>> start Dataset records
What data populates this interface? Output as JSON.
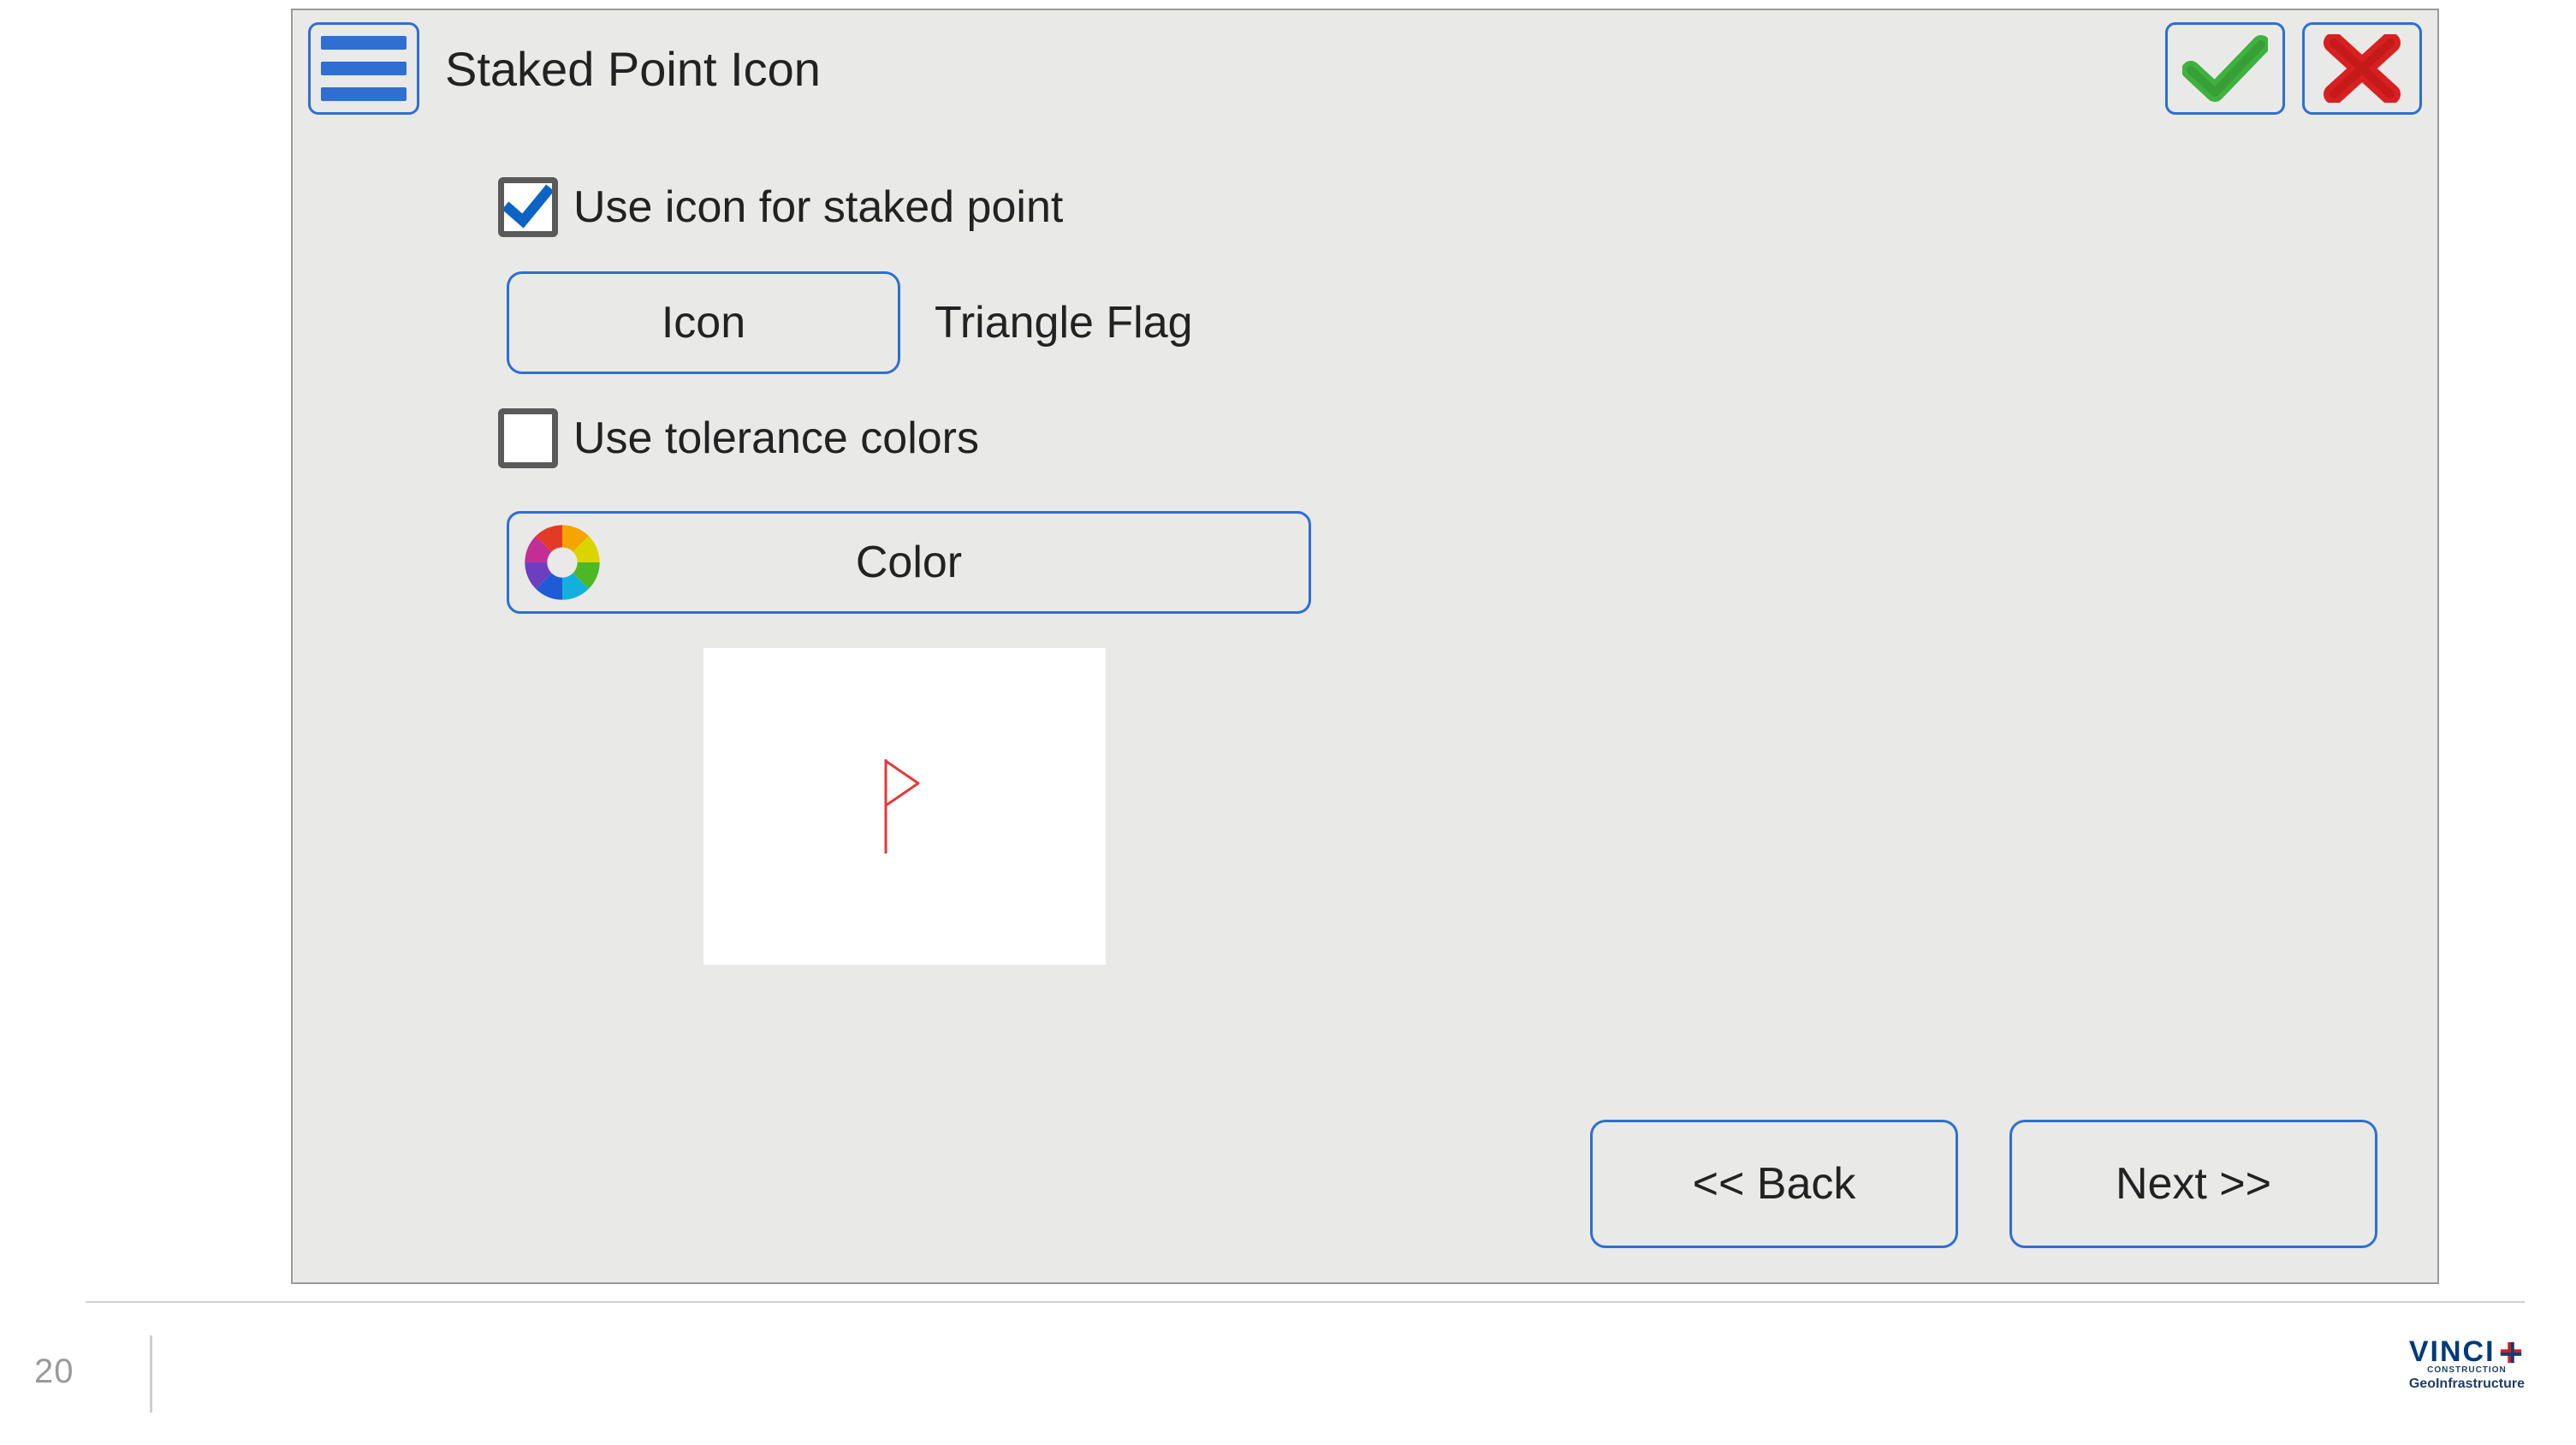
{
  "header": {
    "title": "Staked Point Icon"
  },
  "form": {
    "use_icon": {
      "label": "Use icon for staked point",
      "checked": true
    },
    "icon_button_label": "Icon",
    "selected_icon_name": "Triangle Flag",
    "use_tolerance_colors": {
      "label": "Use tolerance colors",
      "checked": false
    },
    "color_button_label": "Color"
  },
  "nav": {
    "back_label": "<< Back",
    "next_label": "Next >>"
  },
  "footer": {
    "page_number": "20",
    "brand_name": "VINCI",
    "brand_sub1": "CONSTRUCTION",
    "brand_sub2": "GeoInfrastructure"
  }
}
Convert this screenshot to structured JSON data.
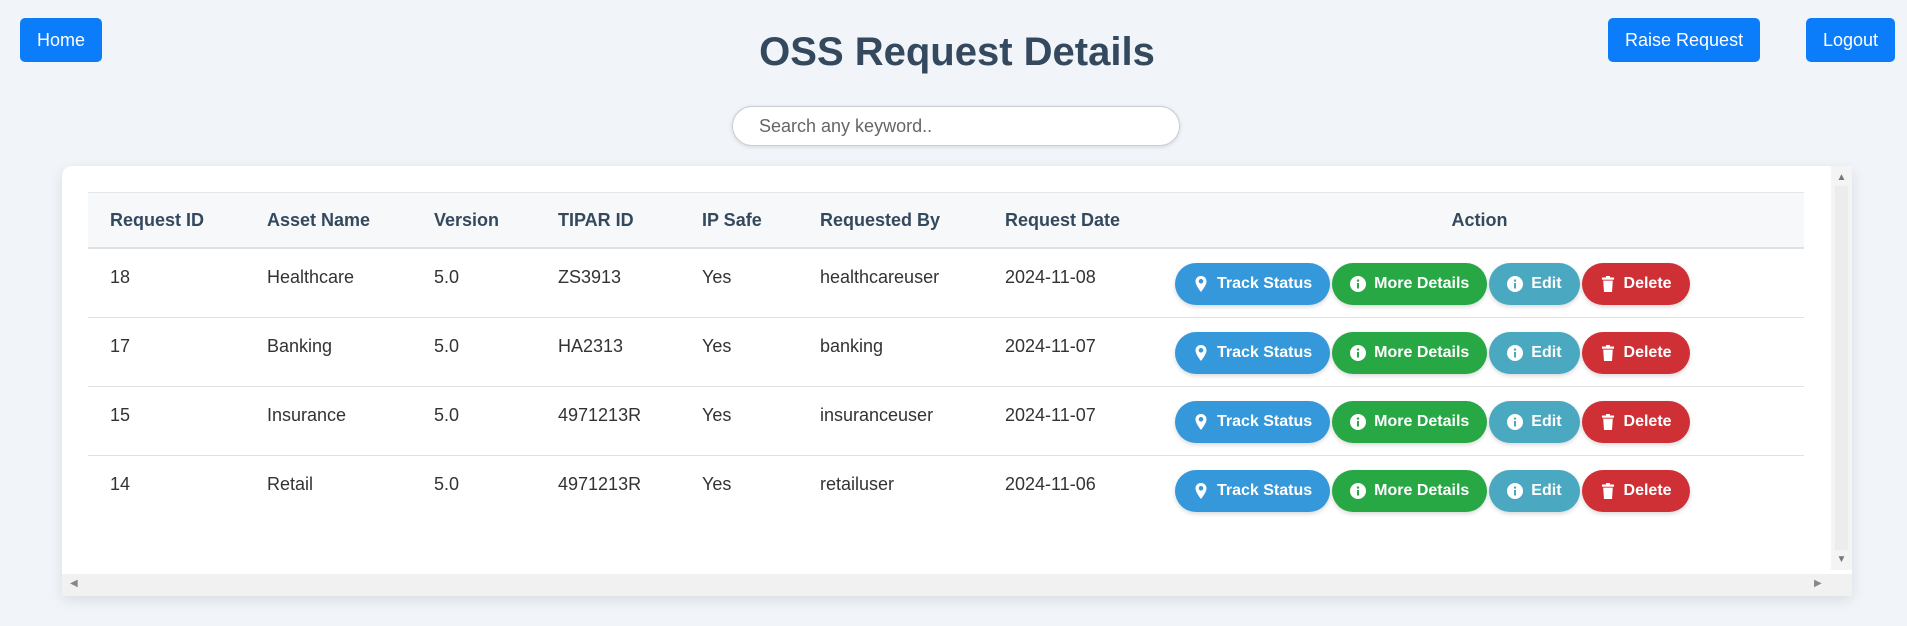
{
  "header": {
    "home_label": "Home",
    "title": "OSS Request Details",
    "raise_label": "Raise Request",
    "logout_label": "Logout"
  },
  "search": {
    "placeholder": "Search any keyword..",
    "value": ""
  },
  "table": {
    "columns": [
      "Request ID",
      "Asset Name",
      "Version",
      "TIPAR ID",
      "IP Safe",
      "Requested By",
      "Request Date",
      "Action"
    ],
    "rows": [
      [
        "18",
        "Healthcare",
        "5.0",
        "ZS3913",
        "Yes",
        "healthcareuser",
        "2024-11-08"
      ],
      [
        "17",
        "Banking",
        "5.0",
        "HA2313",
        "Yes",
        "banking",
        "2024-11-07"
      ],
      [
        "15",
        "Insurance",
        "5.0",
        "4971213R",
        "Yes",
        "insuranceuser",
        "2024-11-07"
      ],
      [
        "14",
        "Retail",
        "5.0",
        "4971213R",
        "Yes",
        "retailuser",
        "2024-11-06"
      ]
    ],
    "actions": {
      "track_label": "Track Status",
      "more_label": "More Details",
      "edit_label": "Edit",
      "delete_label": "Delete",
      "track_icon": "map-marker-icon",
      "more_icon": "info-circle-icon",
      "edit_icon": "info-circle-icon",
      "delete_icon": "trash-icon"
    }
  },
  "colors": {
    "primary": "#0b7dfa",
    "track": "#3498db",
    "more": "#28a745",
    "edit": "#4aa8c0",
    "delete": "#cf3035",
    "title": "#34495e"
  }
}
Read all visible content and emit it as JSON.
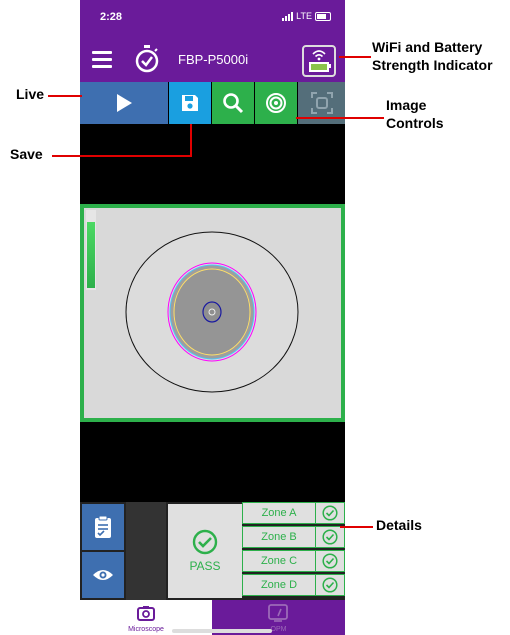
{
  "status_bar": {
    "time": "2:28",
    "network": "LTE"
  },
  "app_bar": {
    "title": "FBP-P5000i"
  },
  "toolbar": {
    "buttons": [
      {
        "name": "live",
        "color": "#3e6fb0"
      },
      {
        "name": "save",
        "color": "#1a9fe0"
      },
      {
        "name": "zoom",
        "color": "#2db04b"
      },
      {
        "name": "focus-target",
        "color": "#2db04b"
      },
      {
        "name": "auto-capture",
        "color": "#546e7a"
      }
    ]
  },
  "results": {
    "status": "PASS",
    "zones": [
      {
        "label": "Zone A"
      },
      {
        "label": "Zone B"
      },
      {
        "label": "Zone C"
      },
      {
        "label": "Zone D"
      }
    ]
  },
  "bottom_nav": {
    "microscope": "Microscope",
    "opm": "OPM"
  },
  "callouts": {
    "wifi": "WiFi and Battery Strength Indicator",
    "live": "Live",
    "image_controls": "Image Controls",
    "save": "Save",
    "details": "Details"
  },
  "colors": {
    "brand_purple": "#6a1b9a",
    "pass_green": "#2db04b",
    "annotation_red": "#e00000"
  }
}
>> end Dataset records
Set down every record once more, word for word, without pictures.

What data populates this interface? Output as JSON.
{
  "header": {
    "title": "Staked Point Icon"
  },
  "form": {
    "use_icon": {
      "label": "Use icon for staked point",
      "checked": true
    },
    "icon_button_label": "Icon",
    "selected_icon_name": "Triangle Flag",
    "use_tolerance_colors": {
      "label": "Use tolerance colors",
      "checked": false
    },
    "color_button_label": "Color"
  },
  "nav": {
    "back_label": "<< Back",
    "next_label": "Next >>"
  },
  "footer": {
    "page_number": "20",
    "brand_name": "VINCI",
    "brand_sub1": "CONSTRUCTION",
    "brand_sub2": "GeoInfrastructure"
  }
}
Convert this screenshot to structured JSON data.
{
  "header": {
    "home_label": "Home",
    "title": "OSS Request Details",
    "raise_label": "Raise Request",
    "logout_label": "Logout"
  },
  "search": {
    "placeholder": "Search any keyword..",
    "value": ""
  },
  "table": {
    "columns": [
      "Request ID",
      "Asset Name",
      "Version",
      "TIPAR ID",
      "IP Safe",
      "Requested By",
      "Request Date",
      "Action"
    ],
    "rows": [
      [
        "18",
        "Healthcare",
        "5.0",
        "ZS3913",
        "Yes",
        "healthcareuser",
        "2024-11-08"
      ],
      [
        "17",
        "Banking",
        "5.0",
        "HA2313",
        "Yes",
        "banking",
        "2024-11-07"
      ],
      [
        "15",
        "Insurance",
        "5.0",
        "4971213R",
        "Yes",
        "insuranceuser",
        "2024-11-07"
      ],
      [
        "14",
        "Retail",
        "5.0",
        "4971213R",
        "Yes",
        "retailuser",
        "2024-11-06"
      ]
    ],
    "actions": {
      "track_label": "Track Status",
      "more_label": "More Details",
      "edit_label": "Edit",
      "delete_label": "Delete",
      "track_icon": "map-marker-icon",
      "more_icon": "info-circle-icon",
      "edit_icon": "info-circle-icon",
      "delete_icon": "trash-icon"
    }
  },
  "colors": {
    "primary": "#0b7dfa",
    "track": "#3498db",
    "more": "#28a745",
    "edit": "#4aa8c0",
    "delete": "#cf3035",
    "title": "#34495e"
  }
}
Read all visible content and emit it as JSON.
{
  "status_bar": {
    "time": "2:28",
    "network": "LTE"
  },
  "app_bar": {
    "title": "FBP-P5000i"
  },
  "toolbar": {
    "buttons": [
      {
        "name": "live",
        "color": "#3e6fb0"
      },
      {
        "name": "save",
        "color": "#1a9fe0"
      },
      {
        "name": "zoom",
        "color": "#2db04b"
      },
      {
        "name": "focus-target",
        "color": "#2db04b"
      },
      {
        "name": "auto-capture",
        "color": "#546e7a"
      }
    ]
  },
  "results": {
    "status": "PASS",
    "zones": [
      {
        "label": "Zone A"
      },
      {
        "label": "Zone B"
      },
      {
        "label": "Zone C"
      },
      {
        "label": "Zone D"
      }
    ]
  },
  "bottom_nav": {
    "microscope": "Microscope",
    "opm": "OPM"
  },
  "callouts": {
    "wifi": "WiFi and Battery Strength Indicator",
    "live": "Live",
    "image_controls": "Image Controls",
    "save": "Save",
    "details": "Details"
  },
  "colors": {
    "brand_purple": "#6a1b9a",
    "pass_green": "#2db04b",
    "annotation_red": "#e00000"
  }
}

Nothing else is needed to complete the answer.